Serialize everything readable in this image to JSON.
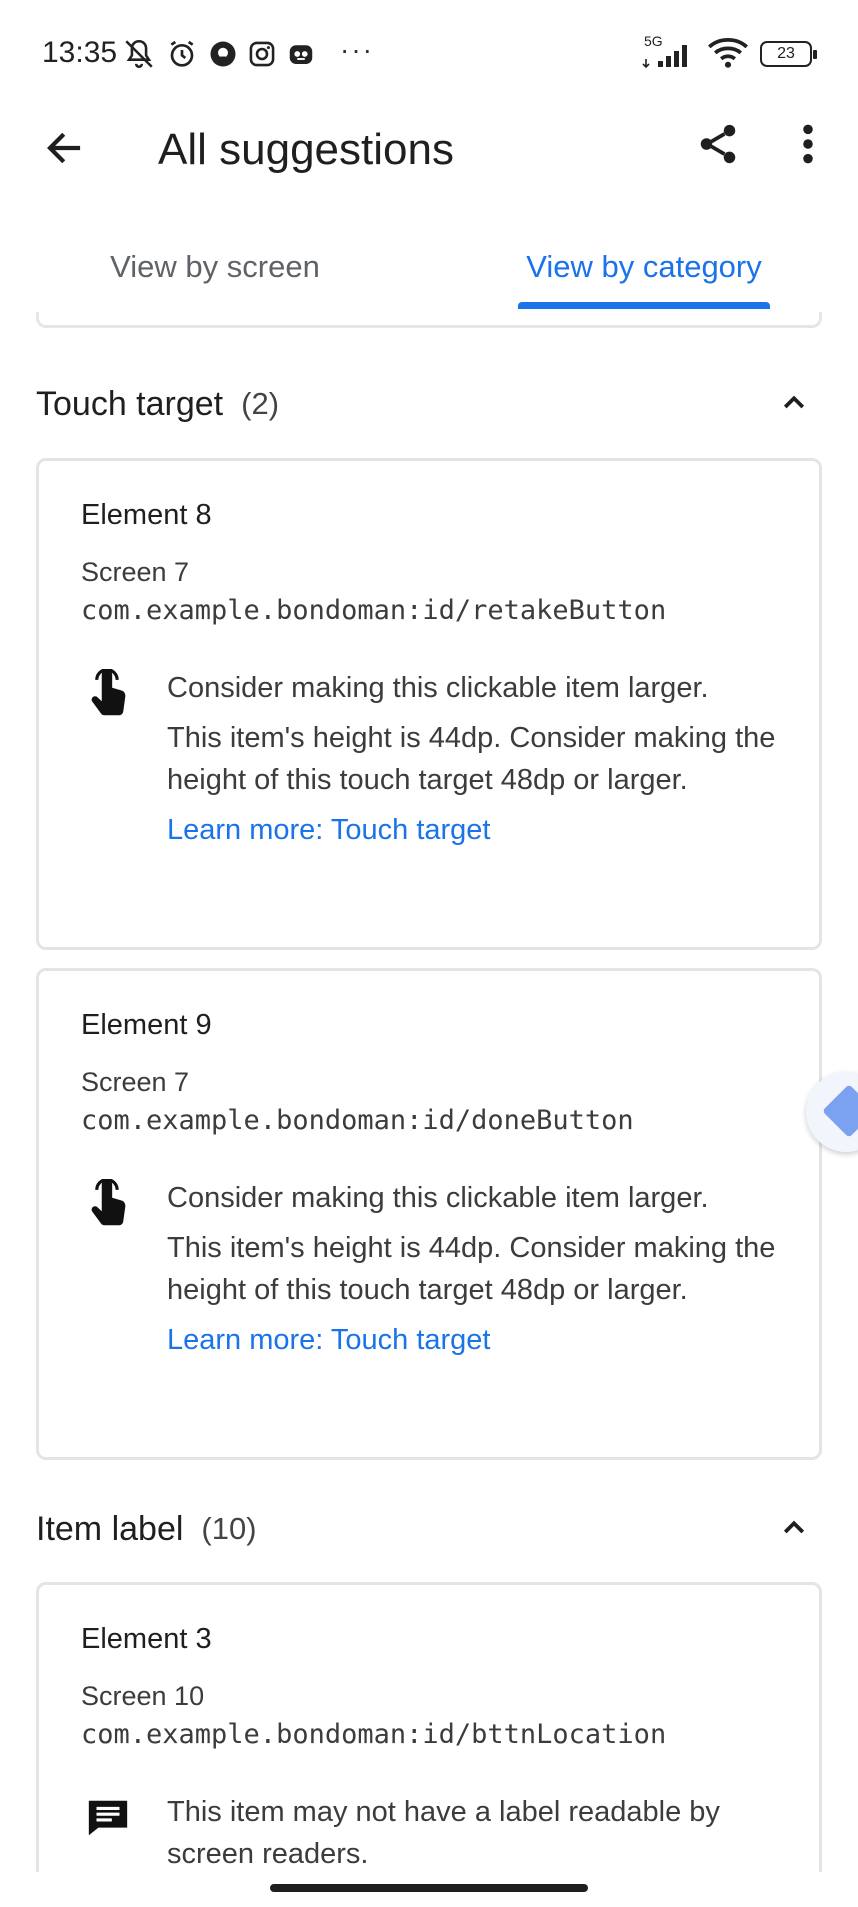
{
  "status_bar": {
    "time": "13:35",
    "network": "5G",
    "battery": "23",
    "overflow": "···",
    "icons": [
      "mute-icon",
      "alarm-icon",
      "vpn-icon",
      "instagram-icon",
      "app-icon",
      "signal-icon",
      "wifi-icon",
      "battery-icon"
    ]
  },
  "header": {
    "title": "All suggestions",
    "back_icon": "arrow-back-icon",
    "share_icon": "share-icon",
    "more_icon": "more-vert-icon"
  },
  "tabs": [
    {
      "label": "View by screen",
      "selected": false
    },
    {
      "label": "View by category",
      "selected": true
    }
  ],
  "colors": {
    "accent": "#1a73e8",
    "text": "#1f1f1f",
    "secondary": "#5f6368",
    "card_border": "#e4e4e4"
  },
  "sections": [
    {
      "title": "Touch target",
      "count": "(2)",
      "expanded": true,
      "cards": [
        {
          "title": "Element 8",
          "screen": "Screen 7",
          "id": "com.example.bondoman:id/retakeButton",
          "icon": "touch-icon",
          "line1": "Consider making this clickable item larger.",
          "detail": "This item's height is 44dp. Consider making the height of this touch target 48dp or larger.",
          "link": "Learn more: Touch target"
        },
        {
          "title": "Element 9",
          "screen": "Screen 7",
          "id": "com.example.bondoman:id/doneButton",
          "icon": "touch-icon",
          "line1": "Consider making this clickable item larger.",
          "detail": "This item's height is 44dp. Consider making the height of this touch target 48dp or larger.",
          "link": "Learn more: Touch target"
        }
      ]
    },
    {
      "title": "Item label",
      "count": "(10)",
      "expanded": true,
      "cards": [
        {
          "title": "Element 3",
          "screen": "Screen 10",
          "id": "com.example.bondoman:id/bttnLocation",
          "icon": "comment-icon",
          "line1": "This item may not have a label readable by screen readers."
        }
      ]
    }
  ]
}
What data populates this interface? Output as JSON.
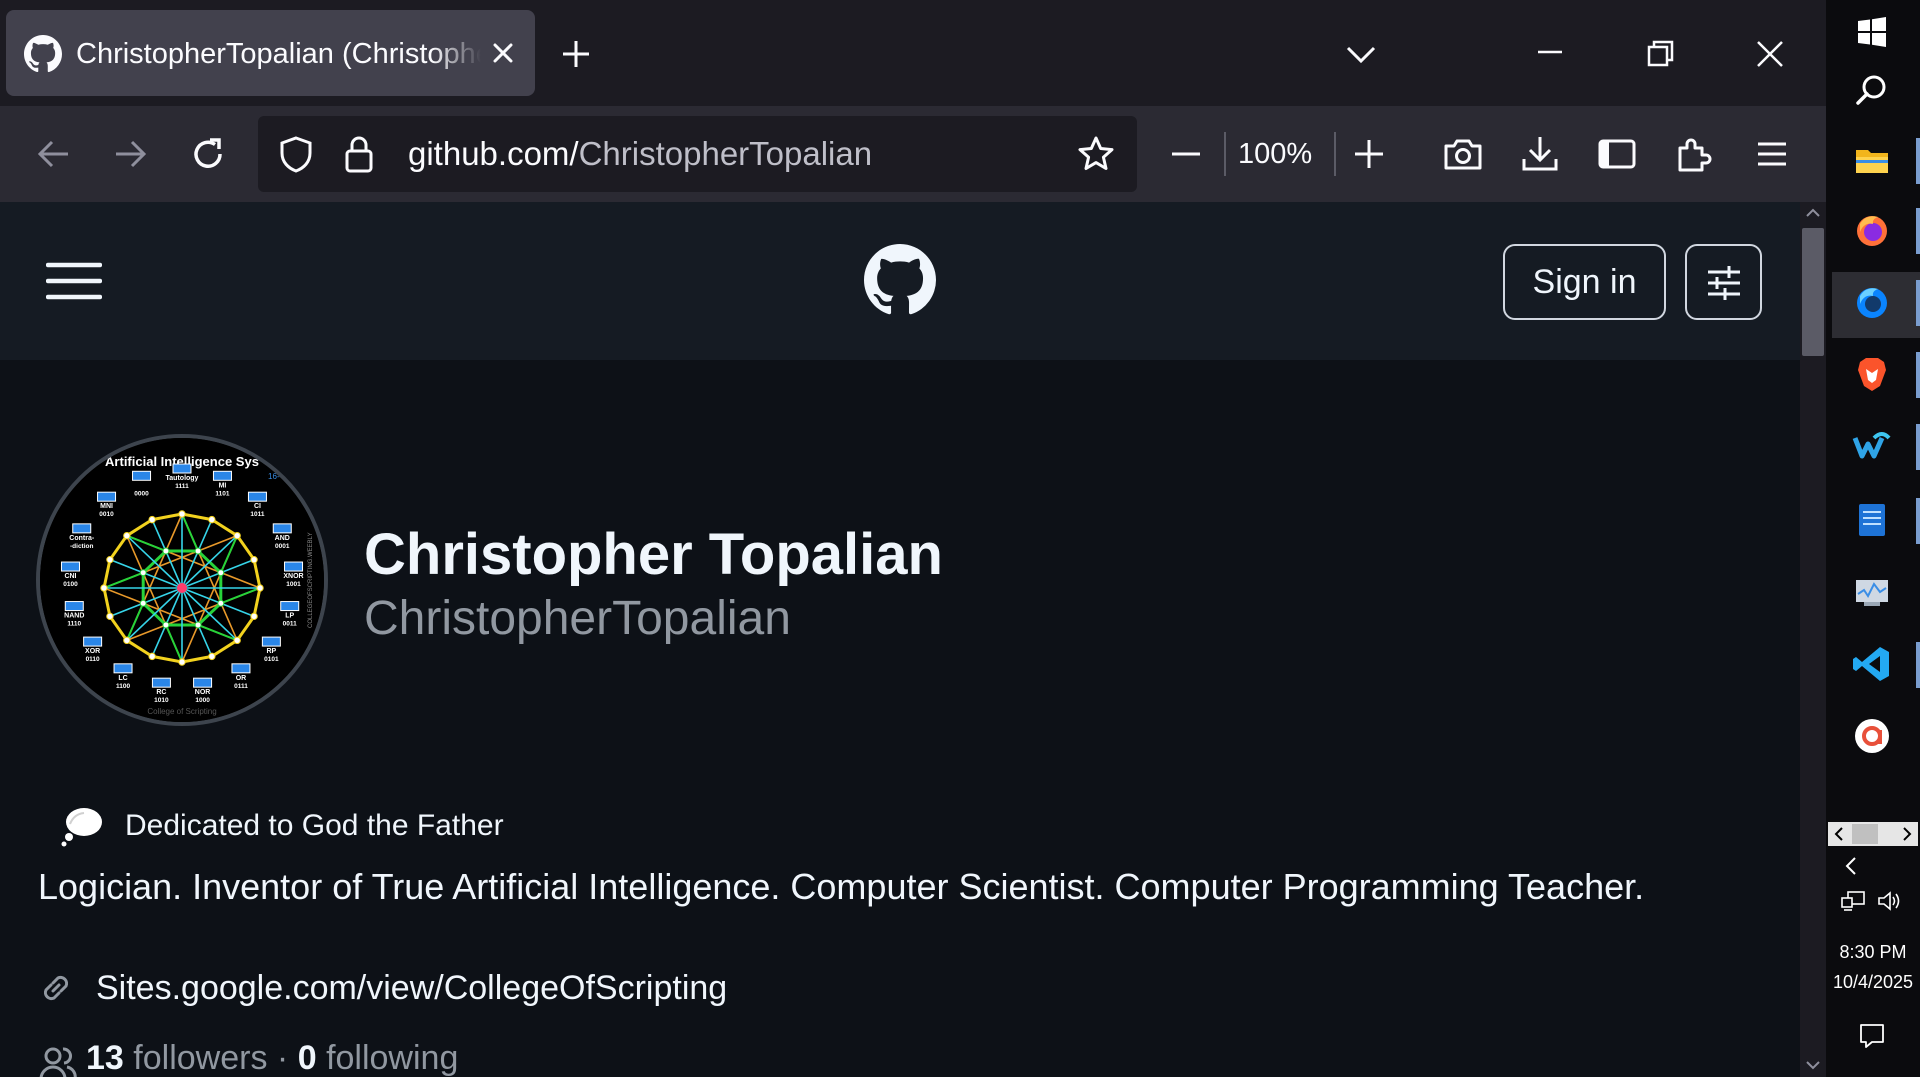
{
  "browser": {
    "tab": {
      "title": "ChristopherTopalian (Christopher Topalian)"
    },
    "url": {
      "domain": "github.com/",
      "path": "ChristopherTopalian"
    },
    "zoom": "100%"
  },
  "github_header": {
    "sign_in_label": "Sign in"
  },
  "profile": {
    "display_name": "Christopher Topalian",
    "login": "ChristopherTopalian",
    "status": "Dedicated to God the Father",
    "bio": "Logician. Inventor of True Artificial Intelligence. Computer Scientist. Computer Programming Teacher.",
    "website": "Sites.google.com/view/CollegeOfScripting",
    "followers_count": "13",
    "followers_label": "followers",
    "separator": "·",
    "following_count": "0",
    "following_label": "following",
    "avatar_text": {
      "title": "Artificial Intelligence Sys",
      "corner": "16-",
      "side": "COLLEGEOFSCRIPTING.WEEBLY",
      "footer": "College of Scripting",
      "labels": [
        {
          "name": "Tautology",
          "code": "1111"
        },
        {
          "name": "MI",
          "code": "1101"
        },
        {
          "name": "CI",
          "code": "1011"
        },
        {
          "name": "AND",
          "code": "0001"
        },
        {
          "name": "XNOR",
          "code": "1001"
        },
        {
          "name": "LP",
          "code": "0011"
        },
        {
          "name": "RP",
          "code": "0101"
        },
        {
          "name": "OR",
          "code": "0111"
        },
        {
          "name": "NOR",
          "code": "1000"
        },
        {
          "name": "RC",
          "code": "1010"
        },
        {
          "name": "LC",
          "code": "1100"
        },
        {
          "name": "XOR",
          "code": "0110"
        },
        {
          "name": "NAND",
          "code": "1110"
        },
        {
          "name": "CNI",
          "code": "0100"
        },
        {
          "name": "Contra-",
          "code": "-diction"
        },
        {
          "name": "MNI",
          "code": "0010"
        },
        {
          "name": "",
          "code": "0000"
        }
      ]
    }
  },
  "taskbar": {
    "time": "8:30 PM",
    "date": "10/4/2025"
  },
  "colors": {
    "browser_chrome": "#1c1b22",
    "toolbar": "#2b2a33",
    "active_tab": "#42414d",
    "github_header": "#151b23",
    "page_background": "#0d1117",
    "muted_text": "#9198a1"
  }
}
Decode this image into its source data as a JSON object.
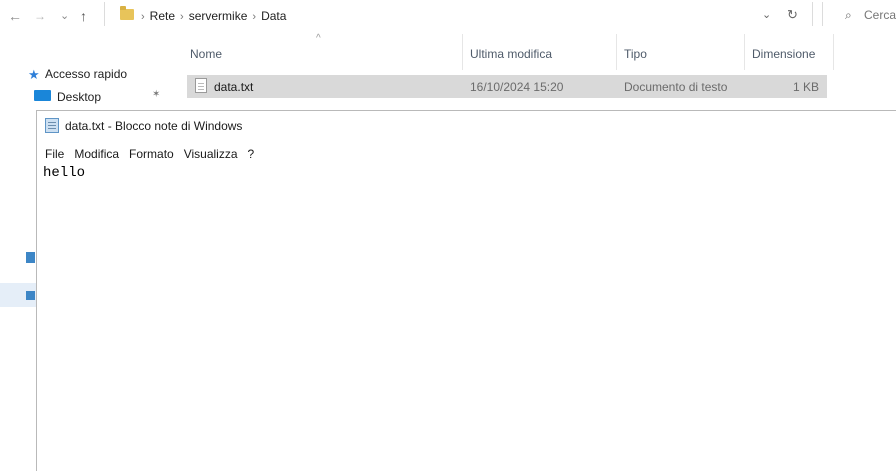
{
  "explorer": {
    "nav": {
      "back": "←",
      "forward": "→",
      "recent": "⌄",
      "up": "↑"
    },
    "breadcrumb": [
      "Rete",
      "servermike",
      "Data"
    ],
    "address_dropdown": "⌄",
    "refresh": "↻",
    "search_placeholder": "Cerca",
    "search_icon": "⌕",
    "columns": {
      "name": "Nome",
      "modified": "Ultima modifica",
      "type": "Tipo",
      "size": "Dimensione"
    },
    "sort_indicator": "^",
    "files": [
      {
        "name": "data.txt",
        "modified": "16/10/2024 15:20",
        "type": "Documento di testo",
        "size": "1 KB"
      }
    ],
    "navigation_pane": {
      "quick_access": "Accesso rapido",
      "desktop": "Desktop",
      "pin_icon": "✶"
    }
  },
  "notepad": {
    "title": "data.txt - Blocco note di Windows",
    "menu": [
      "File",
      "Modifica",
      "Formato",
      "Visualizza",
      "?"
    ],
    "content": "hello"
  },
  "colors": {
    "selection": "#d9d9d9",
    "accent": "#1a86d9",
    "folder": "#e8c45a"
  }
}
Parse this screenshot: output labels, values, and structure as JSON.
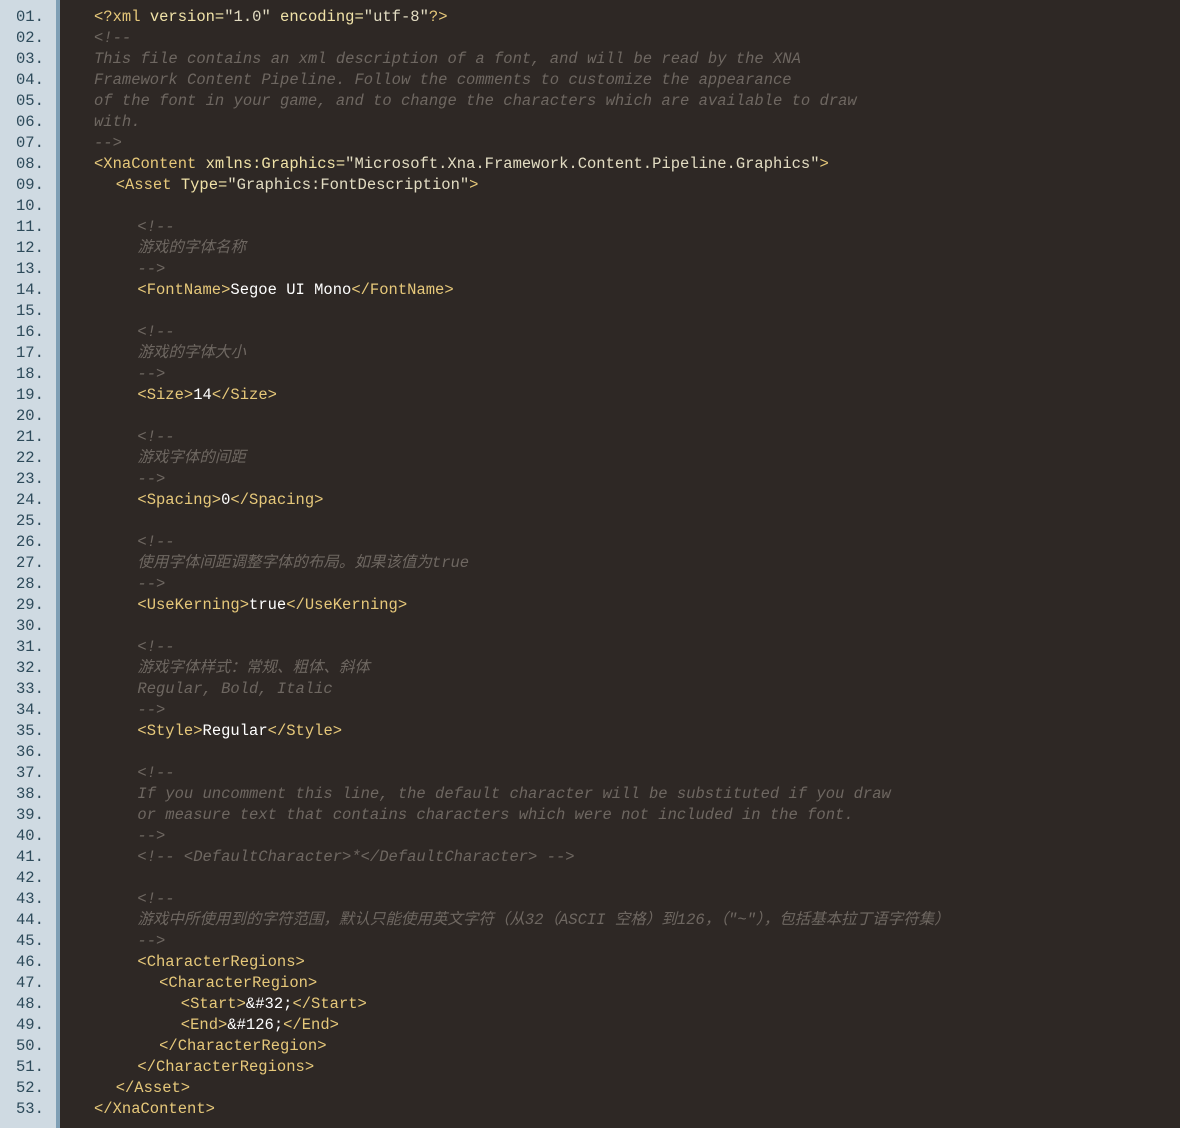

# # # #

* **THE EXERCISE**
Leave images out of the retyped records; keep all else exact.

* **EXPECTED OUTPUT**
Serialize everything readable in this image to JSON.
{
  "status_bar": {
    "time": "13:35",
    "network": "5G",
    "battery": "23",
    "overflow": "···",
    "icons": [
      "mute-icon",
      "alarm-icon",
      "vpn-icon",
      "instagram-icon",
      "app-icon",
      "signal-icon",
      "wifi-icon",
      "battery-icon"
    ]
  },
  "header": {
    "title": "All suggestions",
    "back_icon": "arrow-back-icon",
    "share_icon": "share-icon",
    "more_icon": "more-vert-icon"
  },
  "tabs": [
    {
      "label": "View by screen",
      "selected": false
    },
    {
      "label": "View by category",
      "selected": true
    }
  ],
  "colors": {
    "accent": "#1a73e8",
    "text": "#1f1f1f",
    "secondary": "#5f6368",
    "card_border": "#e4e4e4"
  },
  "sections": [
    {
      "title": "Touch target",
      "count": "(2)",
      "expanded": true,
      "cards": [
        {
          "title": "Element 8",
          "screen": "Screen 7",
          "id": "com.example.bondoman:id/retakeButton",
          "icon": "touch-icon",
          "line1": "Consider making this clickable item larger.",
          "detail": "This item's height is 44dp. Consider making the height of this touch target 48dp or larger.",
          "link": "Learn more: Touch target"
        },
        {
          "title": "Element 9",
          "screen": "Screen 7",
          "id": "com.example.bondoman:id/doneButton",
          "icon": "touch-icon",
          "line1": "Consider making this clickable item larger.",
          "detail": "This item's height is 44dp. Consider making the height of this touch target 48dp or larger.",
          "link": "Learn more: Touch target"
        }
      ]
    },
    {
      "title": "Item label",
      "count": "(10)",
      "expanded": true,
      "cards": [
        {
          "title": "Element 3",
          "screen": "Screen 10",
          "id": "com.example.bondoman:id/bttnLocation",
          "icon": "comment-icon",
          "line1": "This item may not have a label readable by screen readers."
        }
      ]
    }
  ]
}
What data populates this interface? Output as JSON.
{
  "browser": {
    "tab": {
      "title": "ChristopherTopalian (Christopher Topalian)"
    },
    "url": {
      "domain": "github.com/",
      "path": "ChristopherTopalian"
    },
    "zoom": "100%"
  },
  "github_header": {
    "sign_in_label": "Sign in"
  },
  "profile": {
    "display_name": "Christopher Topalian",
    "login": "ChristopherTopalian",
    "status": "Dedicated to God the Father",
    "bio": "Logician. Inventor of True Artificial Intelligence. Computer Scientist. Computer Programming Teacher.",
    "website": "Sites.google.com/view/CollegeOfScripting",
    "followers_count": "13",
    "followers_label": "followers",
    "separator": "·",
    "following_count": "0",
    "following_label": "following",
    "avatar_text": {
      "title": "Artificial Intelligence Sys",
      "corner": "16-",
      "side": "COLLEGEOFSCRIPTING.WEEBLY",
      "footer": "College of Scripting",
      "labels": [
        {
          "name": "Tautology",
          "code": "1111"
        },
        {
          "name": "MI",
          "code": "1101"
        },
        {
          "name": "CI",
          "code": "1011"
        },
        {
          "name": "AND",
          "code": "0001"
        },
        {
          "name": "XNOR",
          "code": "1001"
        },
        {
          "name": "LP",
          "code": "0011"
        },
        {
          "name": "RP",
          "code": "0101"
        },
        {
          "name": "OR",
          "code": "0111"
        },
        {
          "name": "NOR",
          "code": "1000"
        },
        {
          "name": "RC",
          "code": "1010"
        },
        {
          "name": "LC",
          "code": "1100"
        },
        {
          "name": "XOR",
          "code": "0110"
        },
        {
          "name": "NAND",
          "code": "1110"
        },
        {
          "name": "CNI",
          "code": "0100"
        },
        {
          "name": "Contra-",
          "code": "-diction"
        },
        {
          "name": "MNI",
          "code": "0010"
        },
        {
          "name": "",
          "code": "0000"
        }
      ]
    }
  },
  "taskbar": {
    "time": "8:30 PM",
    "date": "10/4/2025"
  },
  "colors": {
    "browser_chrome": "#1c1b22",
    "toolbar": "#2b2a33",
    "active_tab": "#42414d",
    "github_header": "#151b23",
    "page_background": "#0d1117",
    "muted_text": "#9198a1"
  }
}
Decode this image into its source data as a JSON object.
{
  "explorer": {
    "nav": {
      "back": "←",
      "forward": "→",
      "recent": "⌄",
      "up": "↑"
    },
    "breadcrumb": [
      "Rete",
      "servermike",
      "Data"
    ],
    "address_dropdown": "⌄",
    "refresh": "↻",
    "search_placeholder": "Cerca",
    "search_icon": "⌕",
    "columns": {
      "name": "Nome",
      "modified": "Ultima modifica",
      "type": "Tipo",
      "size": "Dimensione"
    },
    "sort_indicator": "^",
    "files": [
      {
        "name": "data.txt",
        "modified": "16/10/2024 15:20",
        "type": "Documento di testo",
        "size": "1 KB"
      }
    ],
    "navigation_pane": {
      "quick_access": "Accesso rapido",
      "desktop": "Desktop",
      "pin_icon": "✶"
    }
  },
  "notepad": {
    "title": "data.txt - Blocco note di Windows",
    "menu": [
      "File",
      "Modifica",
      "Formato",
      "Visualizza",
      "?"
    ],
    "content": "hello"
  },
  "colors": {
    "selection": "#d9d9d9",
    "accent": "#1a86d9",
    "folder": "#e8c45a"
  }
}
Parse this screenshot: output labels, values, and structure as JSON.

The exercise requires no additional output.